• _To do_: Set out every line bearing the string "父爱无痕".

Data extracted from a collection

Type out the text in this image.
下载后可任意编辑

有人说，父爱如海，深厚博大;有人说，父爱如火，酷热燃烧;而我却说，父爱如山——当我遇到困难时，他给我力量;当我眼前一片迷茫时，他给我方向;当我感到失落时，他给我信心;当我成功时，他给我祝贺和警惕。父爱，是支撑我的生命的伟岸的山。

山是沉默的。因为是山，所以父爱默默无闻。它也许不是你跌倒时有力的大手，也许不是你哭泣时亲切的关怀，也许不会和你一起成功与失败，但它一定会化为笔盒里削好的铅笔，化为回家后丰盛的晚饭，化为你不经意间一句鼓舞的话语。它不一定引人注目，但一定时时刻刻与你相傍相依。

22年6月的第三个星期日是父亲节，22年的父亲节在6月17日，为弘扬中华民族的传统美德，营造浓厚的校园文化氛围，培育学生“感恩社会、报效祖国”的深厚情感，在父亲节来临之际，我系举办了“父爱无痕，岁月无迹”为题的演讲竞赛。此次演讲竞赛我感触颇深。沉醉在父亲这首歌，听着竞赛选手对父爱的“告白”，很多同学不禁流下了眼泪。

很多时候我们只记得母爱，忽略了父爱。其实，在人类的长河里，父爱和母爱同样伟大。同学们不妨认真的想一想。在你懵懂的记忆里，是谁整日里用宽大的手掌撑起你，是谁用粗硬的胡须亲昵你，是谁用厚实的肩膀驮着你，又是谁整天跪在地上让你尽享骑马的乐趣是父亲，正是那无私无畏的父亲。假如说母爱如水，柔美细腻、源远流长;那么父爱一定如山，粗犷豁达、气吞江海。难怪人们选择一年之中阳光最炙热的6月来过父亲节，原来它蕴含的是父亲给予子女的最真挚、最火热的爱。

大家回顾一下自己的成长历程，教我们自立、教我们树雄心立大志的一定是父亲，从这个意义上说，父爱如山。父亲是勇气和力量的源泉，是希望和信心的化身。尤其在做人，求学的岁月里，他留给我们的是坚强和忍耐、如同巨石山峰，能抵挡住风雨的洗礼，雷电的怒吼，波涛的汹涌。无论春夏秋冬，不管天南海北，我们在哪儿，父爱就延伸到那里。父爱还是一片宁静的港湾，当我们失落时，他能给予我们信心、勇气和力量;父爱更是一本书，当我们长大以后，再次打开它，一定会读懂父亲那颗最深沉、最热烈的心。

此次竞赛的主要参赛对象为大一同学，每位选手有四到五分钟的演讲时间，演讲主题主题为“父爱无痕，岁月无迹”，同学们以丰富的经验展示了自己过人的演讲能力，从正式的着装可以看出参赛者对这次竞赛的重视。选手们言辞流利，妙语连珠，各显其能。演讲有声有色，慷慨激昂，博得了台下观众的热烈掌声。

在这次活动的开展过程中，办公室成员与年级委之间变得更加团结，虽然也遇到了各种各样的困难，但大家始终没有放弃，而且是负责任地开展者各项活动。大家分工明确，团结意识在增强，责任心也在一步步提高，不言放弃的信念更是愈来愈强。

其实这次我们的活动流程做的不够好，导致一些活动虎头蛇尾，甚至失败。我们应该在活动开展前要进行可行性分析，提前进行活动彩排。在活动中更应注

• _Task result_:
22年6月的第三个星期日是父亲节，22年的父亲节在6月17日，为弘扬中华民族的传统美德，营造浓厚的校园文化氛围，培育学生“感恩社会、报效祖国”的深厚情感，在父亲节来临之际，我系举办了“父爱无痕，岁月无迹”为题的演讲竞赛。此次演讲竞赛我感触颇深。沉醉在父亲这首歌，听着竞赛选手对父爱的“告白”，很多同学不禁流下了眼泪。
此次竞赛的主要参赛对象为大一同学，每位选手有四到五分钟的演讲时间，演讲主题主题为“父爱无痕，岁月无迹”，同学们以丰富的经验展示了自己过人的演讲能力，从正式的着装可以看出参赛者对这次竞赛的重视。选手们言辞流利，妙语连珠，各显其能。演讲有声有色，慷慨激昂，博得了台下观众的热烈掌声。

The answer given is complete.